■ TO DO
Gather the lines below that include the string "primary", copying each in full.

◆ ◆ ◆ ◆

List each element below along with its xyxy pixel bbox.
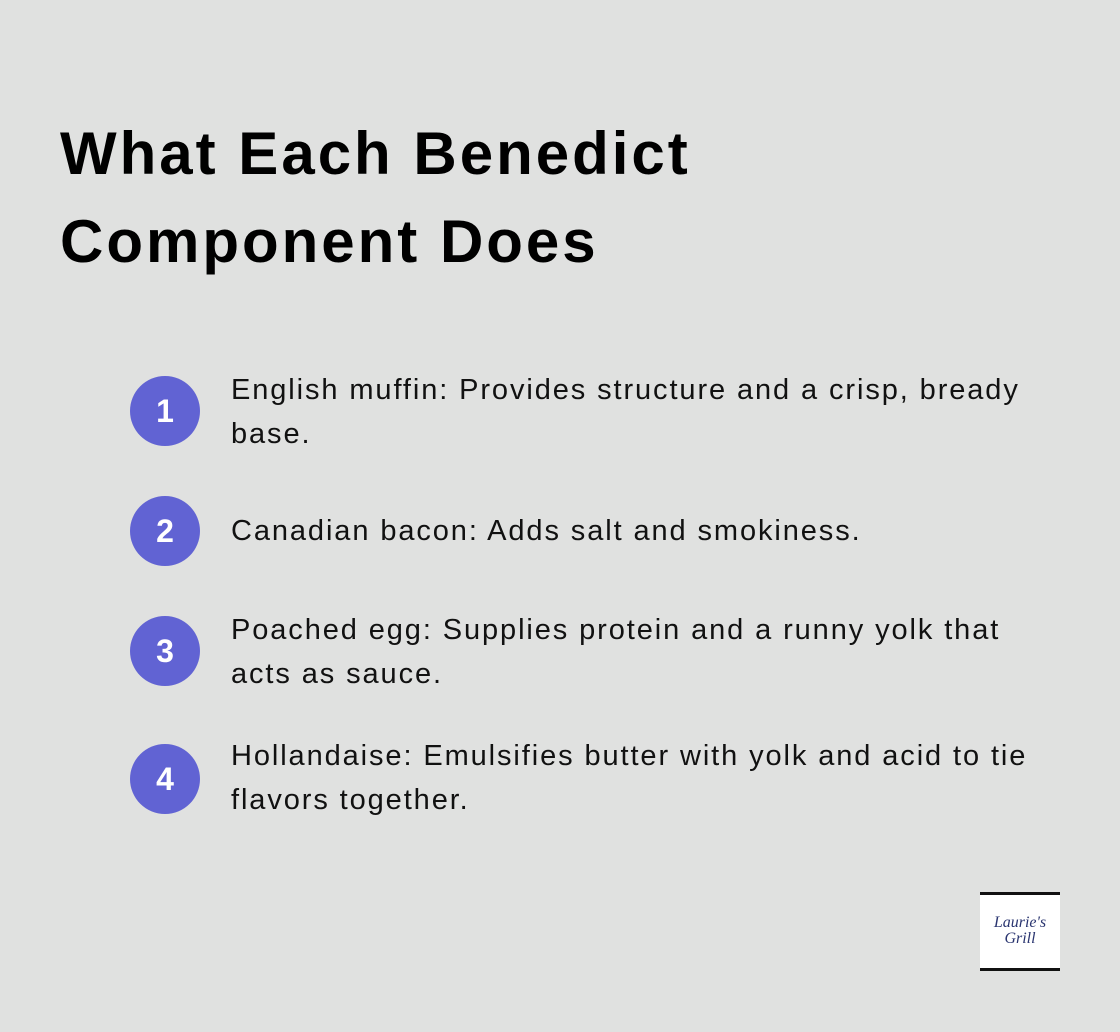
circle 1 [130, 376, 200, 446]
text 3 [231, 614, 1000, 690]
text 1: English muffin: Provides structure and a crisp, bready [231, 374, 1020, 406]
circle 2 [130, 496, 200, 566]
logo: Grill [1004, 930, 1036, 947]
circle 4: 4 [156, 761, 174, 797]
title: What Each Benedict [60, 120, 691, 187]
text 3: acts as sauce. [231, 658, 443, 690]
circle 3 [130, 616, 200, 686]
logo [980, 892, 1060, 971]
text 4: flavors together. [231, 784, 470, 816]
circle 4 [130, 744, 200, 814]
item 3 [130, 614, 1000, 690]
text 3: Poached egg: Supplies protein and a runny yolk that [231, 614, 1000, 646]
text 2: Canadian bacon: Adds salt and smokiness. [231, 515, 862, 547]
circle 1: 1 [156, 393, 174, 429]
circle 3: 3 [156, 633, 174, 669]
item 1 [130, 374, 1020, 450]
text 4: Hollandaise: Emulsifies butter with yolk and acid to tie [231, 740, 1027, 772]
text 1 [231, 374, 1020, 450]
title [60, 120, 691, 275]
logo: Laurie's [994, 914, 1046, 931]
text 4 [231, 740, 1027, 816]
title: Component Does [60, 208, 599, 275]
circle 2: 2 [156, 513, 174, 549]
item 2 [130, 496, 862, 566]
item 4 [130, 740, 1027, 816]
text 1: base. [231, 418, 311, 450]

◆ ◆ ◆ ◆

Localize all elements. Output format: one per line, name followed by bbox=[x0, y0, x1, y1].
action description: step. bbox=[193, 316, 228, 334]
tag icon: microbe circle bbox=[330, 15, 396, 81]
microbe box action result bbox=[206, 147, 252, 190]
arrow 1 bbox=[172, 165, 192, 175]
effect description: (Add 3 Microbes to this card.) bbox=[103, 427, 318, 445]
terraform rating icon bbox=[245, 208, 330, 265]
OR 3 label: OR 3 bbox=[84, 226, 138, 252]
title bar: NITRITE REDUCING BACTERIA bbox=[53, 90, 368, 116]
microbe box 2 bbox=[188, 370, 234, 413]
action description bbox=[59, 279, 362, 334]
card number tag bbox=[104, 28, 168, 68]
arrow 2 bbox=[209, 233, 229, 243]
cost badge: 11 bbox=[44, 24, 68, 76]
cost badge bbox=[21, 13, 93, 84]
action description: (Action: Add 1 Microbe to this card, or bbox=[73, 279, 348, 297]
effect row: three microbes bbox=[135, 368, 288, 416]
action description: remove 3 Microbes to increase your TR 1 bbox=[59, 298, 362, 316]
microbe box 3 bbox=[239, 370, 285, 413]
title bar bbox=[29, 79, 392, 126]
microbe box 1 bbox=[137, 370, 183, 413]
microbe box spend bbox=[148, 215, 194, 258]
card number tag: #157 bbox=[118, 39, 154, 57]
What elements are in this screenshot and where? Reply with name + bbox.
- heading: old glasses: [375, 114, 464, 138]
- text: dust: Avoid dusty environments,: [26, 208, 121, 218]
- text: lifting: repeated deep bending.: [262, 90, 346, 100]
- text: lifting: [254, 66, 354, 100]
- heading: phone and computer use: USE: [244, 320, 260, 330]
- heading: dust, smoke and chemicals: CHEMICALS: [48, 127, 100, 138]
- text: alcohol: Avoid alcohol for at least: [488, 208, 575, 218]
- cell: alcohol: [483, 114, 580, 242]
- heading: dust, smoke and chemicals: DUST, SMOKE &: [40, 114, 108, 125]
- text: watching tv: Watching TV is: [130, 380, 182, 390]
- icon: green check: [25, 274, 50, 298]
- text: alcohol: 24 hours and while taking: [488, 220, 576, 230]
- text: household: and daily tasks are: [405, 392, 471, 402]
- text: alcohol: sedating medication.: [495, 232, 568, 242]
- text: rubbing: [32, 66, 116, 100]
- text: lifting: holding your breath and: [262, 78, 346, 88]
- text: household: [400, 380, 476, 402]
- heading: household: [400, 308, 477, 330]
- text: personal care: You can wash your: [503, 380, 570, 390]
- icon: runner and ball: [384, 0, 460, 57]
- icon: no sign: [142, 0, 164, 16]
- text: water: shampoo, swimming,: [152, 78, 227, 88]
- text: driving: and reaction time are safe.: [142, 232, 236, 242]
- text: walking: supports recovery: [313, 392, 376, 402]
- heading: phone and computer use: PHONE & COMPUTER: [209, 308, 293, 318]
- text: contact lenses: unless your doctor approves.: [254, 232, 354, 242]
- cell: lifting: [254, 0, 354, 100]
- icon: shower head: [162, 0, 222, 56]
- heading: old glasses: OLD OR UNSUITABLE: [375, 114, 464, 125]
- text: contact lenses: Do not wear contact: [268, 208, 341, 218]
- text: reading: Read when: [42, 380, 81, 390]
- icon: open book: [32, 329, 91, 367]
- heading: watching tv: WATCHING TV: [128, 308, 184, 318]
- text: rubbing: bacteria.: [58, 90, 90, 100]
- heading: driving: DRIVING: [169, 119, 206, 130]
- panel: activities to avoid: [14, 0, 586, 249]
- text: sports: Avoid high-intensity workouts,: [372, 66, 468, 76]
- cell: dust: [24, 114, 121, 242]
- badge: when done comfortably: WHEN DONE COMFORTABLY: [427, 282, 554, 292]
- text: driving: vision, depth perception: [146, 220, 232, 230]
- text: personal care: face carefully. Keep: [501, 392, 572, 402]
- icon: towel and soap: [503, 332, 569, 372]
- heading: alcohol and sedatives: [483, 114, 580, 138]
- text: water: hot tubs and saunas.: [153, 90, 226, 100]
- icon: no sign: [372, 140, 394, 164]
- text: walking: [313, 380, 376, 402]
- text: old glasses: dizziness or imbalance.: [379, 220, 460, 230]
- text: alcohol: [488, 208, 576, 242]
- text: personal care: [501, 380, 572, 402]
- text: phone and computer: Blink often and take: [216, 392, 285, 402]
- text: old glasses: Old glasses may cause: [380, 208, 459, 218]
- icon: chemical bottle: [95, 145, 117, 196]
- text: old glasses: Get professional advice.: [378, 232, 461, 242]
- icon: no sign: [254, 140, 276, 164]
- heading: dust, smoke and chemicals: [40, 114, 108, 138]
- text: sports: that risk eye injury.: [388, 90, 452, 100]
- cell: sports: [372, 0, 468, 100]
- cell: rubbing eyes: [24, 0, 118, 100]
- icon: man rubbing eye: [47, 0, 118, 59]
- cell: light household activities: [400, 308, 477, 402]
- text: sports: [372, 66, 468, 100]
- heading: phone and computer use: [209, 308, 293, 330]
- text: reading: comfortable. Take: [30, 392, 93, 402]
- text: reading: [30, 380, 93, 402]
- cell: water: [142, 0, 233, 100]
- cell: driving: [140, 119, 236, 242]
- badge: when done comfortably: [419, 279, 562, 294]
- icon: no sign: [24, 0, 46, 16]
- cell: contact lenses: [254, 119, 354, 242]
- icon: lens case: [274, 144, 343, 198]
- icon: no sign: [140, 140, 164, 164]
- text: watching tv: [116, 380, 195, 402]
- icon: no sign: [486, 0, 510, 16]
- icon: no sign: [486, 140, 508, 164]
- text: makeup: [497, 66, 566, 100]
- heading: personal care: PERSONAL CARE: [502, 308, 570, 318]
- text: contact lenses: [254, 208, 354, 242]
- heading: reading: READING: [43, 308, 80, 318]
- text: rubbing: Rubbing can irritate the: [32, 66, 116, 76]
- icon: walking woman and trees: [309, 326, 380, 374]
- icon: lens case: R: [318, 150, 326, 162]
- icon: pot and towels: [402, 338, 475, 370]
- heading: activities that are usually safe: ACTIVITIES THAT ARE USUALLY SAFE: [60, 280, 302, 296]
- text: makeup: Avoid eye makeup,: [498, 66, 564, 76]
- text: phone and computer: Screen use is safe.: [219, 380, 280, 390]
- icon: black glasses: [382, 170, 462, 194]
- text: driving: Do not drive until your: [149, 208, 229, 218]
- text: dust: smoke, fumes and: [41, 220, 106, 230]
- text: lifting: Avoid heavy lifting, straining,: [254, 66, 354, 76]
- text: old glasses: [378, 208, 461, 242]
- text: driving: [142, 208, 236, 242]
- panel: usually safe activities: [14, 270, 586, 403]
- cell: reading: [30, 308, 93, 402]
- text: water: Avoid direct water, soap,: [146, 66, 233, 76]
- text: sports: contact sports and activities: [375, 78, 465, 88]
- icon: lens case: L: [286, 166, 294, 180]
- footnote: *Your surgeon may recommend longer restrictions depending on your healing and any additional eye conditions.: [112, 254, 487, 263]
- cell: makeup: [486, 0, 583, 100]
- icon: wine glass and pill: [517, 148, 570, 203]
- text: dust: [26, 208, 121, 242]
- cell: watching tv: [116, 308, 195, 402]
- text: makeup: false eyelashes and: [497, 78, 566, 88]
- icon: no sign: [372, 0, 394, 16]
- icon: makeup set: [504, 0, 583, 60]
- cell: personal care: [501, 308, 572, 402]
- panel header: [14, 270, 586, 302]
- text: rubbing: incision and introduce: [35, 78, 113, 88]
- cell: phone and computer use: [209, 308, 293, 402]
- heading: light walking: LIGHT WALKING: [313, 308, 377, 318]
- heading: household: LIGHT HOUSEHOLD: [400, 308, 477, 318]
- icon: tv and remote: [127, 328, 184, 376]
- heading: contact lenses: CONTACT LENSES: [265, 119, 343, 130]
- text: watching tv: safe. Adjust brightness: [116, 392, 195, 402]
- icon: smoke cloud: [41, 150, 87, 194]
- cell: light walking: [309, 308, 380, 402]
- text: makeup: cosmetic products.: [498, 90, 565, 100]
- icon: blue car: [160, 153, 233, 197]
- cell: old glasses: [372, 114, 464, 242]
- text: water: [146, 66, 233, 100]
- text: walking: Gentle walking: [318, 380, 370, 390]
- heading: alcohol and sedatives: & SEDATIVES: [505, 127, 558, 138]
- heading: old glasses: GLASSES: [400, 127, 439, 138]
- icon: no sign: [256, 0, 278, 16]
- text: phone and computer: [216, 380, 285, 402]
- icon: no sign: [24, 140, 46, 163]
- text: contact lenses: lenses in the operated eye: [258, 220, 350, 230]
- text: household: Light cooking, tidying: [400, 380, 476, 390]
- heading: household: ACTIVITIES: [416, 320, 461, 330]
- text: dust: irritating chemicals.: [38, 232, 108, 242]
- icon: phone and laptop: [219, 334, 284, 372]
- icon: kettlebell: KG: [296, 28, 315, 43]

◆ ◆ ◆ ◆

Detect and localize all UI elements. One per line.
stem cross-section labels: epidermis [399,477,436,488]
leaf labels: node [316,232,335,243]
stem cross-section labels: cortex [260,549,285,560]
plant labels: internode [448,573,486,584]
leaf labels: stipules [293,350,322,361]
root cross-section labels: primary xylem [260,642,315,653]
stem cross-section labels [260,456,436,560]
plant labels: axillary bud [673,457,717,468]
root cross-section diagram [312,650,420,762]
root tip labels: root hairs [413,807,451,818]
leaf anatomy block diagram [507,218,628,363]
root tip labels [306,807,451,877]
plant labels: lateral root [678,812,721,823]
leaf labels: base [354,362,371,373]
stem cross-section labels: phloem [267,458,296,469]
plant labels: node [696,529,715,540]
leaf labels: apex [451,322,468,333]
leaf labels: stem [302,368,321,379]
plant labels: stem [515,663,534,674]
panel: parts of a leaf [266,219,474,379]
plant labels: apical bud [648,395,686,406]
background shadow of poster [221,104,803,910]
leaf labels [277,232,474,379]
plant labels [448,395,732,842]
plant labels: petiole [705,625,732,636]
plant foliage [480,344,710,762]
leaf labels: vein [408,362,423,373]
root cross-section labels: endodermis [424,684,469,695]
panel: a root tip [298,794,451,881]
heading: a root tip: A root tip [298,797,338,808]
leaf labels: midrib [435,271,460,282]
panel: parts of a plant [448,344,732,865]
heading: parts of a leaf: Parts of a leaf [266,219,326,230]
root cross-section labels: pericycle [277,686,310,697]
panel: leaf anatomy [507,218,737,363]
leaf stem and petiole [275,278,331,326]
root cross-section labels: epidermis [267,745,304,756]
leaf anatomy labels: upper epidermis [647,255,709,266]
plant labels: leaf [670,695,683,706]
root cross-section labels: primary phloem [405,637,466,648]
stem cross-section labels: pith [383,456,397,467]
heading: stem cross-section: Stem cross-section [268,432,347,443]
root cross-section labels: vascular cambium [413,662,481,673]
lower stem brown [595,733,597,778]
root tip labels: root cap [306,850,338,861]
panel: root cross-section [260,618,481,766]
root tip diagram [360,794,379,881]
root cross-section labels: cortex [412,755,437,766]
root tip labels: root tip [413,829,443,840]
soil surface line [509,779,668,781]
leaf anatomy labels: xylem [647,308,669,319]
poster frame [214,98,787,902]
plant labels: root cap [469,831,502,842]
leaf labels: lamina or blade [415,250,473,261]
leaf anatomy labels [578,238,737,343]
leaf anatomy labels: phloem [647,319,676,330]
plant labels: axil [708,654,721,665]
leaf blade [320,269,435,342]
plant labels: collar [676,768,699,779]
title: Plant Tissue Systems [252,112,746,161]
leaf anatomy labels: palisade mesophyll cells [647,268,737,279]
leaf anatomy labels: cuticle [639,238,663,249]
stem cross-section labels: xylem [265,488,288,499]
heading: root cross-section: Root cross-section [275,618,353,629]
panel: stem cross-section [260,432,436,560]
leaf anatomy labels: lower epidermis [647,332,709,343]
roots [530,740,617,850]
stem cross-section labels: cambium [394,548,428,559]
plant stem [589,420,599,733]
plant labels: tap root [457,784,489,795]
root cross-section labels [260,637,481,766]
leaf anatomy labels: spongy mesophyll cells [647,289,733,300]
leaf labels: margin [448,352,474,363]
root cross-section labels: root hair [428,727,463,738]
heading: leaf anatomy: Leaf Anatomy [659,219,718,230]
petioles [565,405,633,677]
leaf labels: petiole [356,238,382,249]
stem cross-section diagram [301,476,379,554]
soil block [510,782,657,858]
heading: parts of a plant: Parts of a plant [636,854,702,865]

◆ ◆ ◆ ◆

■ WRITTEN RESPONSE
root cross-section labels: primary xylem [260,642,315,653]
root cross-section labels: primary phloem [405,637,466,648]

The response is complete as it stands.